▶ [TASK OBJECTIVE]: Quote the data below in full, minus the images.

▶ [GIVEN INFORMATION]:
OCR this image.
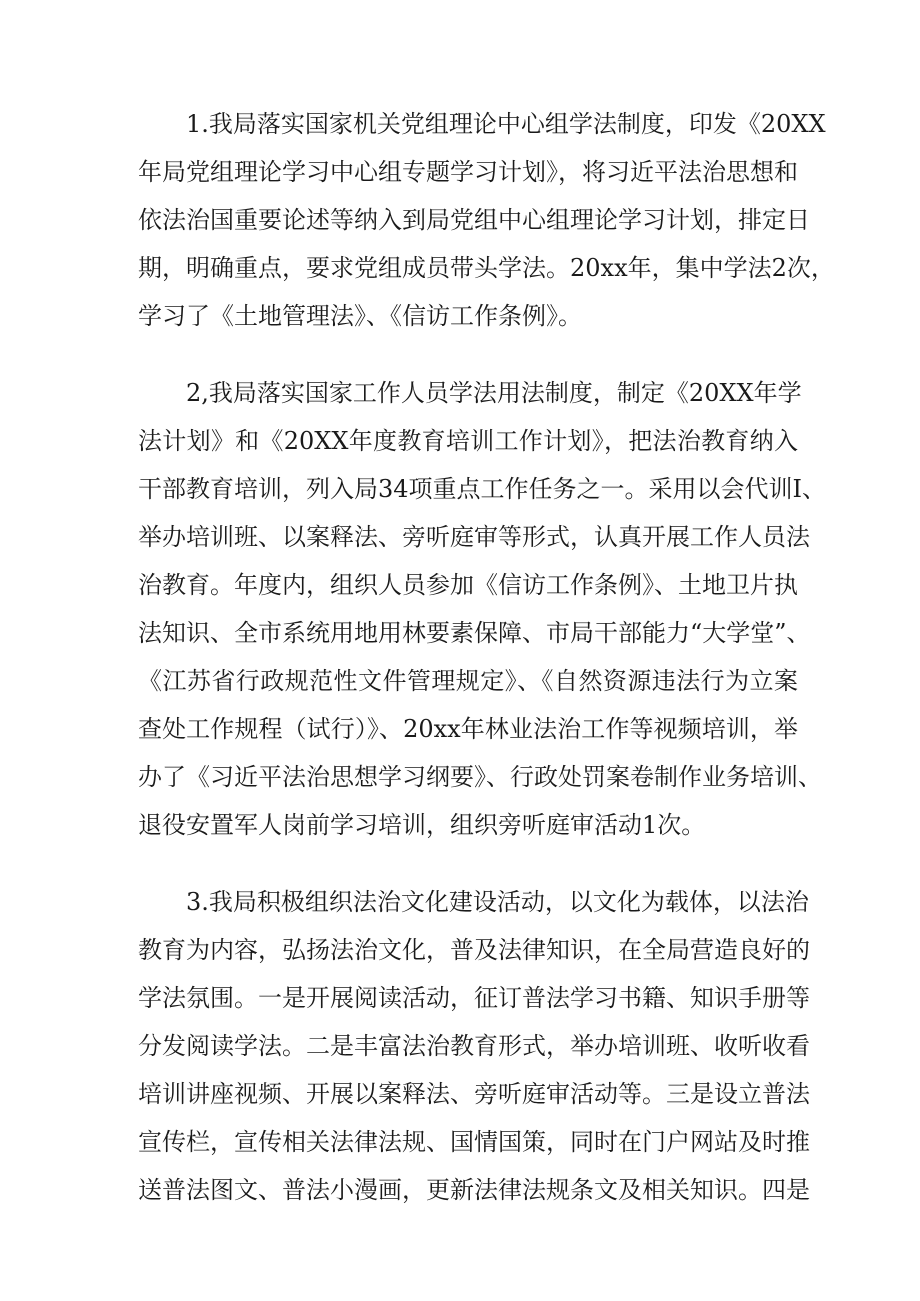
1.我局落实国家机关党组理论中心组学法制度，印发《20XX
年局党组理论学习中心组专题学习计划》，将习近平法治思想和
依法治国重要论述等纳入到局党组中心组理论学习计划，排定日
期，明确重点，要求党组成员带头学法。20xx年，集中学法2次，
学习了《土地管理法》、《信访工作条例》。
2,我局落实国家工作人员学法用法制度，制定《20XX年学
法计划》和《20XX年度教育培训工作计划》，把法治教育纳入
干部教育培训，列入局34项重点工作任务之一。采用以会代训I、
举办培训班、以案释法、旁听庭审等形式，认真开展工作人员法
治教育。年度内，组织人员参加《信访工作条例》、土地卫片执
法知识、全市系统用地用林要素保障、市局干部能力“大学堂”、
《江苏省行政规范性文件管理规定》、《自然资源违法行为立案
查处工作规程（试行）》、20xx年林业法治工作等视频培训，举
办了《习近平法治思想学习纲要》、行政处罚案卷制作业务培训、
退役安置军人岗前学习培训，组织旁听庭审活动1次。
3.我局积极组织法治文化建设活动，以文化为载体，以法治
教育为内容，弘扬法治文化，普及法律知识，在全局营造良好的
学法氛围。一是开展阅读活动，征订普法学习书籍、知识手册等
分发阅读学法。二是丰富法治教育形式，举办培训班、收听收看
培训讲座视频、开展以案释法、旁听庭审活动等。三是设立普法
宣传栏，宣传相关法律法规、国情国策，同时在门户网站及时推
送普法图文、普法小漫画，更新法律法规条文及相关知识。四是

▶ [COMPLETE ANSWER]:
OCR this image.
1.我局落实国家机关党组理论中心组学法制度，印发《20XX
年局党组理论学习中心组专题学习计划》，将习近平法治思想和
依法治国重要论述等纳入到局党组中心组理论学习计划，排定日
期，明确重点，要求党组成员带头学法。20xx年，集中学法2次，
学习了《土地管理法》、《信访工作条例》。
2,我局落实国家工作人员学法用法制度，制定《20XX年学
法计划》和《20XX年度教育培训工作计划》，把法治教育纳入
干部教育培训，列入局34项重点工作任务之一。采用以会代训I、
举办培训班、以案释法、旁听庭审等形式，认真开展工作人员法
治教育。年度内，组织人员参加《信访工作条例》、土地卫片执
法知识、全市系统用地用林要素保障、市局干部能力“大学堂”、
《江苏省行政规范性文件管理规定》、《自然资源违法行为立案
查处工作规程（试行）》、20xx年林业法治工作等视频培训，举
办了《习近平法治思想学习纲要》、行政处罚案卷制作业务培训、
退役安置军人岗前学习培训，组织旁听庭审活动1次。
3.我局积极组织法治文化建设活动，以文化为载体，以法治
教育为内容，弘扬法治文化，普及法律知识，在全局营造良好的
学法氛围。一是开展阅读活动，征订普法学习书籍、知识手册等
分发阅读学法。二是丰富法治教育形式，举办培训班、收听收看
培训讲座视频、开展以案释法、旁听庭审活动等。三是设立普法
宣传栏，宣传相关法律法规、国情国策，同时在门户网站及时推
送普法图文、普法小漫画，更新法律法规条文及相关知识。四是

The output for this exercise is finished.